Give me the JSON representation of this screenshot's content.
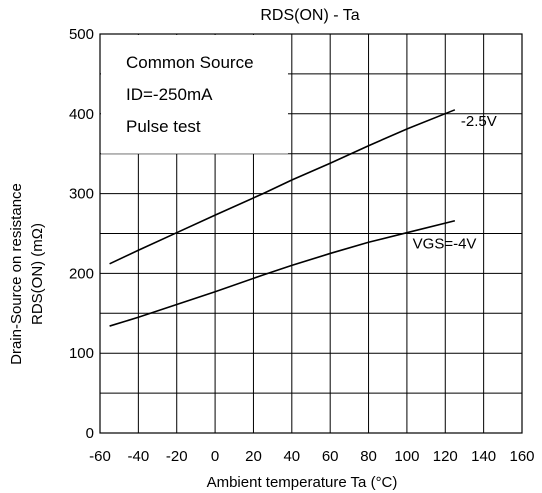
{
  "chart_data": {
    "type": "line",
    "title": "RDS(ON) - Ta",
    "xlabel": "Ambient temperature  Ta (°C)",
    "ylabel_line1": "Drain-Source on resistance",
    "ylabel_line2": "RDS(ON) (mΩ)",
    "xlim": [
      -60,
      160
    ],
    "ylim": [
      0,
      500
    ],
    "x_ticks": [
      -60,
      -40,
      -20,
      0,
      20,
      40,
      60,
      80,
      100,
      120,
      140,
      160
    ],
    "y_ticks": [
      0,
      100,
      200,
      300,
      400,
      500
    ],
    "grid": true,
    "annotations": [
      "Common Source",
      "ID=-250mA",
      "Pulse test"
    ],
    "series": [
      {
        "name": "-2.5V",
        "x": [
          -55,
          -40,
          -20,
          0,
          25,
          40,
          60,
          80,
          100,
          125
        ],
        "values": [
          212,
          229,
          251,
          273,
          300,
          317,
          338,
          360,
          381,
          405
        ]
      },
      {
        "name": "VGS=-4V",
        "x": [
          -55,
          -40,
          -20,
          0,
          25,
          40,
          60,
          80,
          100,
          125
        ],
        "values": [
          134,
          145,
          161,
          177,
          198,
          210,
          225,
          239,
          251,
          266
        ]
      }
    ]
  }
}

...

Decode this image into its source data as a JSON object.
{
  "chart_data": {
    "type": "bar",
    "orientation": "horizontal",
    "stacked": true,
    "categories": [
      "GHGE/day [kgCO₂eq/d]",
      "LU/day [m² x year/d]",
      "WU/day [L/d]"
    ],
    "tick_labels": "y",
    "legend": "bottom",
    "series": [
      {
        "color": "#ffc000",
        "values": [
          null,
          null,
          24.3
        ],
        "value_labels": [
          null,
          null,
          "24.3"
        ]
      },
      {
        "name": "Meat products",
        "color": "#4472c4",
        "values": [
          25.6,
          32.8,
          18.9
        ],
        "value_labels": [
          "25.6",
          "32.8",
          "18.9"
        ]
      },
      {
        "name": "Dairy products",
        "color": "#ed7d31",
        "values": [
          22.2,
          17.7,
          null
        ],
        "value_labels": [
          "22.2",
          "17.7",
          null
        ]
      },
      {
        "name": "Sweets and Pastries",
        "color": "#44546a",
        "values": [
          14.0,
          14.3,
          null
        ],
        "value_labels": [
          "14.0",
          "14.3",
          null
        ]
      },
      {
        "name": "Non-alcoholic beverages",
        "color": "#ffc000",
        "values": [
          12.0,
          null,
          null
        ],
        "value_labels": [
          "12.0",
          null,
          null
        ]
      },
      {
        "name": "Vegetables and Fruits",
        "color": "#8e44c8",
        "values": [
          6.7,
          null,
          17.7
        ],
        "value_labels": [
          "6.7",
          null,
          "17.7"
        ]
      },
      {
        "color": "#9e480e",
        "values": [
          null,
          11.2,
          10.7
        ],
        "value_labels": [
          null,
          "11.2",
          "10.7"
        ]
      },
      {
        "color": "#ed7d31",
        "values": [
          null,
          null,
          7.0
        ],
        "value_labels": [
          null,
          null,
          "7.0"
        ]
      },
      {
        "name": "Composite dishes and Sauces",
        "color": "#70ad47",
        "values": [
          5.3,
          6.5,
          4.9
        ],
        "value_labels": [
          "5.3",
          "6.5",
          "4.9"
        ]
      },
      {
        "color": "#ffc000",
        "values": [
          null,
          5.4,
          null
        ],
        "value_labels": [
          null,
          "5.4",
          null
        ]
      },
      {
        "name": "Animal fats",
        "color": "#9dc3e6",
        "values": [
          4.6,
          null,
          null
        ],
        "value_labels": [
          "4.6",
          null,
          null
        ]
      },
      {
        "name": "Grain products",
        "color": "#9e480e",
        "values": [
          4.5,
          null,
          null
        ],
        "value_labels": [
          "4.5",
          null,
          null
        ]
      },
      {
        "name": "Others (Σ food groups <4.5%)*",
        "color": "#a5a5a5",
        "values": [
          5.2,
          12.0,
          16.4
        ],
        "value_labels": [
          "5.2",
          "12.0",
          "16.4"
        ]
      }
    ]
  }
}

---

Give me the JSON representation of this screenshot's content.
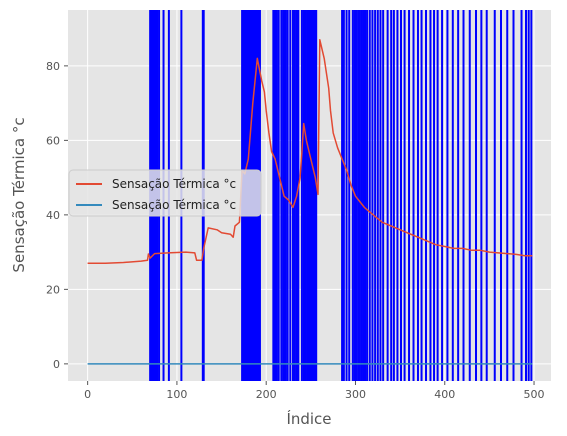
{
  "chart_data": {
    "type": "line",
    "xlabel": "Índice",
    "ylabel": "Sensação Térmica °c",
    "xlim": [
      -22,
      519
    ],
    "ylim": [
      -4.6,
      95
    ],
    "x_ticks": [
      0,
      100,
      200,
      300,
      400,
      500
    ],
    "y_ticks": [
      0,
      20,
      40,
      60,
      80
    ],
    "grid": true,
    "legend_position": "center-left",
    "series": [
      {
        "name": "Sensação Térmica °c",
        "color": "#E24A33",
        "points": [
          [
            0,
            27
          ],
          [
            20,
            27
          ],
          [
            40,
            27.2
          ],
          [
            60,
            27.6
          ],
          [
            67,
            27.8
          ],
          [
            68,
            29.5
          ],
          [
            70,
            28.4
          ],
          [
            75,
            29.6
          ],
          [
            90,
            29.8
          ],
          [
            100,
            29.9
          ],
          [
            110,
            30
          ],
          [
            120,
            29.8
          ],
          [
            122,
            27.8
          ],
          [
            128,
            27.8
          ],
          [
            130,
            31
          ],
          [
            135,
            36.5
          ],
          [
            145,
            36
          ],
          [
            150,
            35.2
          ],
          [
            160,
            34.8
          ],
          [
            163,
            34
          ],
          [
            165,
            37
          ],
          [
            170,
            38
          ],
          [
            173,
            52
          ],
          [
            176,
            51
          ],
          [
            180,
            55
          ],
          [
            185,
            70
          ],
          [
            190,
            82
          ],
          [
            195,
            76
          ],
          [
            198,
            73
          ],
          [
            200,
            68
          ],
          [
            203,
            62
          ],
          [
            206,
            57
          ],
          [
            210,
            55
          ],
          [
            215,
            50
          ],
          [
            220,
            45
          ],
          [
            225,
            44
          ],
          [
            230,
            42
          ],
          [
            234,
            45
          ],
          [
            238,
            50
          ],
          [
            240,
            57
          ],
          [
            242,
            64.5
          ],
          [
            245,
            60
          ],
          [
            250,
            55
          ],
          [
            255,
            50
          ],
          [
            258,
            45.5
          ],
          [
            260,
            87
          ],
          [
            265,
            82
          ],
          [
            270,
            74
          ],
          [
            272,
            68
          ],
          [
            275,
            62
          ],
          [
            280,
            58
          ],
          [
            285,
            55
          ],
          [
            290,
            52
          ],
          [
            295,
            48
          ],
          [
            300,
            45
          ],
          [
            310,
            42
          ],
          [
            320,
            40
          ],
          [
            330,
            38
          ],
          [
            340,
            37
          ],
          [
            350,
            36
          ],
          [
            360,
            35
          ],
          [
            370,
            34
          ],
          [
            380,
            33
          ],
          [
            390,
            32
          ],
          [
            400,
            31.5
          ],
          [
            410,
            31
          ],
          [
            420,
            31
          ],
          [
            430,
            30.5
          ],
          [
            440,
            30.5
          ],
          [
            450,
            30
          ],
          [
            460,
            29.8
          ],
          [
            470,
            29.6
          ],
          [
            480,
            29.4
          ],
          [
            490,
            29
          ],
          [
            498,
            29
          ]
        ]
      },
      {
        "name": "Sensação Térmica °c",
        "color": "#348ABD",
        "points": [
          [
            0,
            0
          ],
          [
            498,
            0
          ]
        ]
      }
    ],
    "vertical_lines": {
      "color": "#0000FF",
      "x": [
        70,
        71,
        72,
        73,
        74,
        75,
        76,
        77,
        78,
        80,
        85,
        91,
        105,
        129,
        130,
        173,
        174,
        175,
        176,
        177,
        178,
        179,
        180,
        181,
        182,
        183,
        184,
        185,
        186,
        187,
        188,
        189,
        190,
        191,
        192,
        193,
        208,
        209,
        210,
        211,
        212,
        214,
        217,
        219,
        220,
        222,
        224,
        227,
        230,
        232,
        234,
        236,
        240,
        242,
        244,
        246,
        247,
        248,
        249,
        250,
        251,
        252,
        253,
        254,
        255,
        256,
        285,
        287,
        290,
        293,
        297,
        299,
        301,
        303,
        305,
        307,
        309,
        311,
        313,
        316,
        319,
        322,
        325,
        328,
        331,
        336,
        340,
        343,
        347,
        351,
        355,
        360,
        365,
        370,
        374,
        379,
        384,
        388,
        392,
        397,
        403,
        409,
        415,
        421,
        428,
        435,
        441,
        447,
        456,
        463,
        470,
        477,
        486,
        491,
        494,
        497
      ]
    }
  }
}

To do: Your answer should be one number: how many lines of the listing include the word "products".

Correct answer: 3